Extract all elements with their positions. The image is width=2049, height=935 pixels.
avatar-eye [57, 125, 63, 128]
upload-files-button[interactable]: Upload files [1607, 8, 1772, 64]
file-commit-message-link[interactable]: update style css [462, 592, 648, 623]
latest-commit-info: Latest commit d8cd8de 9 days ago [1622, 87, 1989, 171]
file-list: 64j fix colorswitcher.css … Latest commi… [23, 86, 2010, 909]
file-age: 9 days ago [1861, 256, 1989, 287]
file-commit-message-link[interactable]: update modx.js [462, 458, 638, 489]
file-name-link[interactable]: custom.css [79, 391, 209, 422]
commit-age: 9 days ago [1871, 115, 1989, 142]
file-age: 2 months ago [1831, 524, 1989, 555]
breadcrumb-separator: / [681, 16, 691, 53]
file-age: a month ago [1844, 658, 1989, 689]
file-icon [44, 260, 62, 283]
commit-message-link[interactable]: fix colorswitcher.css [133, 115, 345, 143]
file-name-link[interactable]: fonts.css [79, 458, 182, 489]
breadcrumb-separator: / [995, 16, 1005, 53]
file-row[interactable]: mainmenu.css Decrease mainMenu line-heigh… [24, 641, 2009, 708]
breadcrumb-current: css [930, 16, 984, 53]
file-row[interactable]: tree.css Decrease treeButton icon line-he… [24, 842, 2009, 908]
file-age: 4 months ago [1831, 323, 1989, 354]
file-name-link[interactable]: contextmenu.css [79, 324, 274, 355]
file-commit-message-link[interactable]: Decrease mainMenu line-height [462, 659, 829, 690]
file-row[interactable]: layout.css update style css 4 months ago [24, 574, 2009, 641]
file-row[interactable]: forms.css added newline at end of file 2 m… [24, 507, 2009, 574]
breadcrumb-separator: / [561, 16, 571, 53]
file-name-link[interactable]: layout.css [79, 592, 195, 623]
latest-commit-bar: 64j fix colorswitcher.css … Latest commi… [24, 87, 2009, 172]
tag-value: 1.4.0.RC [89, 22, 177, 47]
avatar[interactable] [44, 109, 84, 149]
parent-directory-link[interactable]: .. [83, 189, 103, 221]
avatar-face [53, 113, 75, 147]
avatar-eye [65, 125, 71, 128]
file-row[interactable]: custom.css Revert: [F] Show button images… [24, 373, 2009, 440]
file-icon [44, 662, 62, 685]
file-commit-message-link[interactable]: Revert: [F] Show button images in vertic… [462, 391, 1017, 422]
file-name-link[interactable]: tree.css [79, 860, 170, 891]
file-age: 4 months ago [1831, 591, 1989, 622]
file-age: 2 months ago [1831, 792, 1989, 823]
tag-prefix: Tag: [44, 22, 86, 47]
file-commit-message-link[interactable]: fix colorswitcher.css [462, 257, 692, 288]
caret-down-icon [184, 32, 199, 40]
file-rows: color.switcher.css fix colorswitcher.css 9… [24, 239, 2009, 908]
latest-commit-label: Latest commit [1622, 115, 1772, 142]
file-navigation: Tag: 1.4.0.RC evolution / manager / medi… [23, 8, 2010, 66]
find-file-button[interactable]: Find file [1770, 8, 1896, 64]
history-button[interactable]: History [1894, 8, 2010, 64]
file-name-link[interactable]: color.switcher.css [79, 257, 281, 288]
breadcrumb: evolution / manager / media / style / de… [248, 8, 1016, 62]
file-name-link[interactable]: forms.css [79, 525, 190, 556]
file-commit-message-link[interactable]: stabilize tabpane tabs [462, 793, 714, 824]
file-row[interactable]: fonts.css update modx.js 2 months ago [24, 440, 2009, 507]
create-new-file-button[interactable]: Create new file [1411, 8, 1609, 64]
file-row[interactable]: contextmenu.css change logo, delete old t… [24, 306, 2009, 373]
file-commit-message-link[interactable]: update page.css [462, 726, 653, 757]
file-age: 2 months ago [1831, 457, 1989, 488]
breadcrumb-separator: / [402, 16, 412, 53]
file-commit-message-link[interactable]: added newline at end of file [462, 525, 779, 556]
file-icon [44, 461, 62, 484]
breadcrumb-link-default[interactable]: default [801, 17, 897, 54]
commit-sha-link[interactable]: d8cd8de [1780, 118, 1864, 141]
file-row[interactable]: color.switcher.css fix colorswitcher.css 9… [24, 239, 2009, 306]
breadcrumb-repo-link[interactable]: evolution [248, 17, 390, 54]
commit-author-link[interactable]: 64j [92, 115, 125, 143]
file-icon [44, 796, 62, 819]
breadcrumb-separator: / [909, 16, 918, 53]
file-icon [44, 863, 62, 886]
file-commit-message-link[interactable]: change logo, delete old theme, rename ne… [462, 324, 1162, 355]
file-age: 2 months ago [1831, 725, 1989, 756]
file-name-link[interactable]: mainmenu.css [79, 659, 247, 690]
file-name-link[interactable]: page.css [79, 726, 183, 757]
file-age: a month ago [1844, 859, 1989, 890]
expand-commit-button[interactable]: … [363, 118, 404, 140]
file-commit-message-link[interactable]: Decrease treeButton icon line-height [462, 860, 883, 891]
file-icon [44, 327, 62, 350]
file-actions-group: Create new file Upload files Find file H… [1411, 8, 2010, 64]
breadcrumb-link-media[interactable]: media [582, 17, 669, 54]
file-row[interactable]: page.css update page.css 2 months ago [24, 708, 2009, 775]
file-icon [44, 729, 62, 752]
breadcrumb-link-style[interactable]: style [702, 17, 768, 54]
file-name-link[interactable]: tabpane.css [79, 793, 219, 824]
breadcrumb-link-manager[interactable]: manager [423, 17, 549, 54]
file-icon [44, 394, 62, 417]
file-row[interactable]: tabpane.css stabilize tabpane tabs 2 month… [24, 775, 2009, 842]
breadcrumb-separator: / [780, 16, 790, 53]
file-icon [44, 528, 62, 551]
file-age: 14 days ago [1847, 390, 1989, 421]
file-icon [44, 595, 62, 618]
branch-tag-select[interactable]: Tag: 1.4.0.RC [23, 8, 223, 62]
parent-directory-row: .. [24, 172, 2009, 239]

************

Please convert all the rows above into a numbered list, leaving out any blank lines.

**Written reply:**
1. Extract all elements with their positions. The image is width=2049, height=935 pixels.
2. avatar-eye [57, 125, 63, 128]
3. upload-files-button[interactable]: Upload files [1607, 8, 1772, 64]
4. file-commit-message-link[interactable]: update style css [462, 592, 648, 623]
5. latest-commit-info: Latest commit d8cd8de 9 days ago [1622, 87, 1989, 171]
6. file-list: 64j fix colorswitcher.css … Latest commi… [23, 86, 2010, 909]
7. file-age: 9 days ago [1861, 256, 1989, 287]
8. file-commit-message-link[interactable]: update modx.js [462, 458, 638, 489]
9. file-name-link[interactable]: custom.css [79, 391, 209, 422]
10. commit-age: 9 days ago [1871, 115, 1989, 142]
11. file-age: 2 months ago [1831, 524, 1989, 555]
12. breadcrumb-separator: / [681, 16, 691, 53]
13. file-age: a month ago [1844, 658, 1989, 689]
14. file-icon [44, 260, 62, 283]
15. commit-message-link[interactable]: fix colorswitcher.css [133, 115, 345, 143]
16. file-name-link[interactable]: fonts.css [79, 458, 182, 489]
17. breadcrumb-separator: / [995, 16, 1005, 53]
18. file-row[interactable]: mainmenu.css Decrease mainMenu line-heigh… [24, 641, 2009, 708]
19. breadcrumb-current: css [930, 16, 984, 53]
20. file-row[interactable]: tree.css Decrease treeButton icon line-he… [24, 842, 2009, 908]
21. file-age: 4 months ago [1831, 323, 1989, 354]
22. file-name-link[interactable]: contextmenu.css [79, 324, 274, 355]
23. file-commit-message-link[interactable]: Decrease mainMenu line-height [462, 659, 829, 690]
24. file-row[interactable]: layout.css update style css 4 months ago [24, 574, 2009, 641]
25. file-row[interactable]: forms.css added newline at end of file 2 m… [24, 507, 2009, 574]
26. breadcrumb-separator: / [561, 16, 571, 53]
27. file-name-link[interactable]: layout.css [79, 592, 195, 623]
28. latest-commit-bar: 64j fix colorswitcher.css … Latest commi… [24, 87, 2009, 172]
29. tag-value: 1.4.0.RC [89, 22, 177, 47]
30. avatar[interactable] [44, 109, 84, 149]
31. parent-directory-link[interactable]: .. [83, 189, 103, 221]
32. avatar-face [53, 113, 75, 147]
33. avatar-eye [65, 125, 71, 128]
34. file-row[interactable]: custom.css Revert: [F] Show button images… [24, 373, 2009, 440]
35. file-icon [44, 662, 62, 685]
36. file-commit-message-link[interactable]: Revert: [F] Show button images in vertic… [462, 391, 1017, 422]
37. file-name-link[interactable]: tree.css [79, 860, 170, 891]
38. file-age: 4 months ago [1831, 591, 1989, 622]
39. file-age: 2 months ago [1831, 792, 1989, 823]
40. tag-prefix: Tag: [44, 22, 86, 47]
41. file-commit-message-link[interactable]: fix colorswitcher.css [462, 257, 692, 288]
42. caret-down-icon [184, 32, 199, 40]
43. file-rows: color.switcher.css fix colorswitcher.css 9… [24, 239, 2009, 908]
44. latest-commit-label: Latest commit [1622, 115, 1772, 142]
45. file-navigation: Tag: 1.4.0.RC evolution / manager / medi… [23, 8, 2010, 66]
46. find-file-button[interactable]: Find file [1770, 8, 1896, 64]
47. history-button[interactable]: History [1894, 8, 2010, 64]
48. file-name-link[interactable]: color.switcher.css [79, 257, 281, 288]
49. breadcrumb: evolution / manager / media / style / de… [248, 8, 1016, 62]
50. file-name-link[interactable]: forms.css [79, 525, 190, 556]
51. file-commit-message-link[interactable]: stabilize tabpane tabs [462, 793, 714, 824]
52. file-row[interactable]: fonts.css update modx.js 2 months ago [24, 440, 2009, 507]
53. create-new-file-button[interactable]: Create new file [1411, 8, 1609, 64]
54. file-row[interactable]: contextmenu.css change logo, delete old t… [24, 306, 2009, 373]
55. file-commit-message-link[interactable]: update page.css [462, 726, 653, 757]
56. file-age: 2 months ago [1831, 457, 1989, 488]
57. breadcrumb-separator: / [402, 16, 412, 53]
58. file-commit-message-link[interactable]: added newline at end of file [462, 525, 779, 556]
59. file-icon [44, 461, 62, 484]
60. breadcrumb-link-default[interactable]: default [801, 17, 897, 54]
61. commit-sha-link[interactable]: d8cd8de [1780, 118, 1864, 141]
62. file-row[interactable]: color.switcher.css fix colorswitcher.css 9… [24, 239, 2009, 306]
63. breadcrumb-repo-link[interactable]: evolution [248, 17, 390, 54]
64. commit-author-link[interactable]: 64j [92, 115, 125, 143]
65. file-icon [44, 796, 62, 819]
66. breadcrumb-separator: / [909, 16, 918, 53]
67. file-icon [44, 863, 62, 886]
68. file-commit-message-link[interactable]: change logo, delete old theme, rename ne… [462, 324, 1162, 355]
69. file-age: 2 months ago [1831, 725, 1989, 756]
70. file-name-link[interactable]: mainmenu.css [79, 659, 247, 690]
71. file-name-link[interactable]: page.css [79, 726, 183, 757]
72. file-age: a month ago [1844, 859, 1989, 890]
73. expand-commit-button[interactable]: … [363, 118, 404, 140]
74. file-commit-message-link[interactable]: Decrease treeButton icon line-height [462, 860, 883, 891]
75. file-icon [44, 327, 62, 350]
76. file-actions-group: Create new file Upload files Find file H… [1411, 8, 2010, 64]
77. breadcrumb-link-media[interactable]: media [582, 17, 669, 54]
78. file-row[interactable]: page.css update page.css 2 months ago [24, 708, 2009, 775]
79. file-icon [44, 729, 62, 752]
80. breadcrumb-link-style[interactable]: style [702, 17, 768, 54]
81. file-name-link[interactable]: tabpane.css [79, 793, 219, 824]
82. breadcrumb-link-manager[interactable]: manager [423, 17, 549, 54]
83. file-icon [44, 394, 62, 417]
84. file-row[interactable]: tabpane.css stabilize tabpane tabs 2 month… [24, 775, 2009, 842]
85. breadcrumb-separator: / [780, 16, 790, 53]
86. file-icon [44, 528, 62, 551]
87. file-age: 14 days ago [1847, 390, 1989, 421]
88. file-icon [44, 595, 62, 618]
89. branch-tag-select[interactable]: Tag: 1.4.0.RC [23, 8, 223, 62]
90. parent-directory-row: .. [24, 172, 2009, 239]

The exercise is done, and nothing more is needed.